Supplied data -

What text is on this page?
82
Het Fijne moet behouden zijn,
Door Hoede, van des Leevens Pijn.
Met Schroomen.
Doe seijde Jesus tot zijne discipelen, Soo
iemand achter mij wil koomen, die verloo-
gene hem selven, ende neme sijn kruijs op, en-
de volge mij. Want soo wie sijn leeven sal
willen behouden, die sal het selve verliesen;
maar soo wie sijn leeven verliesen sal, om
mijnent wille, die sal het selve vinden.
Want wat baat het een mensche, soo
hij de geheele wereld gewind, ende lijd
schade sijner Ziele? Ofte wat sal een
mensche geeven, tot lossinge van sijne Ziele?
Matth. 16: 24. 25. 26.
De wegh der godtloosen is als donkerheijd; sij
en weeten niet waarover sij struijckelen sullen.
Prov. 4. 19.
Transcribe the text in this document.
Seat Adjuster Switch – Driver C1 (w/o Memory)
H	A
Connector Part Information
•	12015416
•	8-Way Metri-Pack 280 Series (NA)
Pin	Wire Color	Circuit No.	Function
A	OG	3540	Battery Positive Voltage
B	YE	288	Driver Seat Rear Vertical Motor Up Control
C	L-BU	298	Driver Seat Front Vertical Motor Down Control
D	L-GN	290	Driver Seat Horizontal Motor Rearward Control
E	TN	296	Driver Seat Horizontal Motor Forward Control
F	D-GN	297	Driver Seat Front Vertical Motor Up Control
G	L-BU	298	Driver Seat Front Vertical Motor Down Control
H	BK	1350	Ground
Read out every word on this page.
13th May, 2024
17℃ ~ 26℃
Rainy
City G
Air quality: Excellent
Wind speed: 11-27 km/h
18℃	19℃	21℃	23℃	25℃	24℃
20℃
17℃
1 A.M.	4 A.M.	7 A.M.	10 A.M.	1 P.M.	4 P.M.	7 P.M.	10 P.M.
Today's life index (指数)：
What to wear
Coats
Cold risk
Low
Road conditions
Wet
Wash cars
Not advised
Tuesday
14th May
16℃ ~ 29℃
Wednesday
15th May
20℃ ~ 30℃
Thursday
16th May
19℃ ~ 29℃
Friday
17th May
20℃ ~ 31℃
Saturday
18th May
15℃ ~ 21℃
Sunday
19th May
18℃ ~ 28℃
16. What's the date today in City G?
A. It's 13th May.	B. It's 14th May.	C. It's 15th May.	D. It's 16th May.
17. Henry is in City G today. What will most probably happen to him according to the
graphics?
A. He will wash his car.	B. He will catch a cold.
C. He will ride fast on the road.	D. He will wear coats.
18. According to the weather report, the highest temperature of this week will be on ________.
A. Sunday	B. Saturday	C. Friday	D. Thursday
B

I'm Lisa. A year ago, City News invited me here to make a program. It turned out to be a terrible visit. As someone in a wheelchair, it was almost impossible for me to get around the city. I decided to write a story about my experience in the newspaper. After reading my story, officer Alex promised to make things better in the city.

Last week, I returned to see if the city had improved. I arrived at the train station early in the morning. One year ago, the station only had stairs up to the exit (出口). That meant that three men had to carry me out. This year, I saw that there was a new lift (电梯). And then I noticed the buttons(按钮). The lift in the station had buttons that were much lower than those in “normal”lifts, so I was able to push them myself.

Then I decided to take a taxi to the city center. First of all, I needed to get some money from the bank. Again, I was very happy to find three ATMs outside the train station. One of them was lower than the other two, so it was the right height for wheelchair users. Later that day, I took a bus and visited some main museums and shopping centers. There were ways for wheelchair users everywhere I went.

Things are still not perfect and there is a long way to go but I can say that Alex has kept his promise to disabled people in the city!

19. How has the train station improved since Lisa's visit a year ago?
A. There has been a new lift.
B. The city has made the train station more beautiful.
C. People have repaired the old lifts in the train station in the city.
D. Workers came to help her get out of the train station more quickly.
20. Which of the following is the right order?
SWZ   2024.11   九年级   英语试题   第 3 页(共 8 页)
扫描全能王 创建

Exercise description -
Go through the listing and print each line exactly as it appears.

Exercise result -
What text is on this page?
82
Het Fijne moet behouden zijn,
Door Hoede, van des Leevens Pijn.
Met Schroomen.
Doe seijde Jesus tot zijne discipelen, Soo
iemand achter mij wil koomen, die verloo-
gene hem selven, ende neme sijn kruijs op, en-
de volge mij. Want soo wie sijn leeven sal
willen behouden, die sal het selve verliesen;
maar soo wie sijn leeven verliesen sal, om
mijnent wille, die sal het selve vinden.
Want wat baat het een mensche, soo
hij de geheele wereld gewind, ende lijd
schade sijner Ziele? Ofte wat sal een
mensche geeven, tot lossinge van sijne Ziele?
Matth. 16: 24. 25. 26.
De wegh der godtloosen is als donkerheijd; sij
en weeten niet waarover sij struijckelen sullen.
Prov. 4. 19.
Transcribe the text in this document.
Seat Adjuster Switch – Driver C1 (w/o Memory)
H	A
Connector Part Information
•	12015416
•	8-Way Metri-Pack 280 Series (NA)
Pin	Wire Color	Circuit No.	Function
A	OG	3540	Battery Positive Voltage
B	YE	288	Driver Seat Rear Vertical Motor Up Control
C	L-BU	298	Driver Seat Front Vertical Motor Down Control
D	L-GN	290	Driver Seat Horizontal Motor Rearward Control
E	TN	296	Driver Seat Horizontal Motor Forward Control
F	D-GN	297	Driver Seat Front Vertical Motor Up Control
G	L-BU	298	Driver Seat Front Vertical Motor Down Control
H	BK	1350	Ground
Read out every word on this page.
13th May, 2024
17℃ ~ 26℃
Rainy
City G
Air quality: Excellent
Wind speed: 11-27 km/h
18℃	19℃	21℃	23℃	25℃	24℃
20℃
17℃
1 A.M.	4 A.M.	7 A.M.	10 A.M.	1 P.M.	4 P.M.	7 P.M.	10 P.M.
Today's life index (指数)：
What to wear
Coats
Cold risk
Low
Road conditions
Wet
Wash cars
Not advised
Tuesday
14th May
16℃ ~ 29℃
Wednesday
15th May
20℃ ~ 30℃
Thursday
16th May
19℃ ~ 29℃
Friday
17th May
20℃ ~ 31℃
Saturday
18th May
15℃ ~ 21℃
Sunday
19th May
18℃ ~ 28℃
16. What's the date today in City G?
A. It's 13th May.	B. It's 14th May.	C. It's 15th May.	D. It's 16th May.
17. Henry is in City G today. What will most probably happen to him according to the
graphics?
A. He will wash his car.	B. He will catch a cold.
C. He will ride fast on the road.	D. He will wear coats.
18. According to the weather report, the highest temperature of this week will be on ________.
A. Sunday	B. Saturday	C. Friday	D. Thursday
B

I'm Lisa. A year ago, City News invited me here to make a program. It turned out to be a terrible visit. As someone in a wheelchair, it was almost impossible for me to get around the city. I decided to write a story about my experience in the newspaper. After reading my story, officer Alex promised to make things better in the city.

Last week, I returned to see if the city had improved. I arrived at the train station early in the morning. One year ago, the station only had stairs up to the exit (出口). That meant that three men had to carry me out. This year, I saw that there was a new lift (电梯). And then I noticed the buttons(按钮). The lift in the station had buttons that were much lower than those in “normal”lifts, so I was able to push them myself.

Then I decided to take a taxi to the city center. First of all, I needed to get some money from the bank. Again, I was very happy to find three ATMs outside the train station. One of them was lower than the other two, so it was the right height for wheelchair users. Later that day, I took a bus and visited some main museums and shopping centers. There were ways for wheelchair users everywhere I went.

Things are still not perfect and there is a long way to go but I can say that Alex has kept his promise to disabled people in the city!

19. How has the train station improved since Lisa's visit a year ago?
A. There has been a new lift.
B. The city has made the train station more beautiful.
C. People have repaired the old lifts in the train station in the city.
D. Workers came to help her get out of the train station more quickly.
20. Which of the following is the right order?
SWZ   2024.11   九年级   英语试题   第 3 页(共 8 页)
扫描全能王 创建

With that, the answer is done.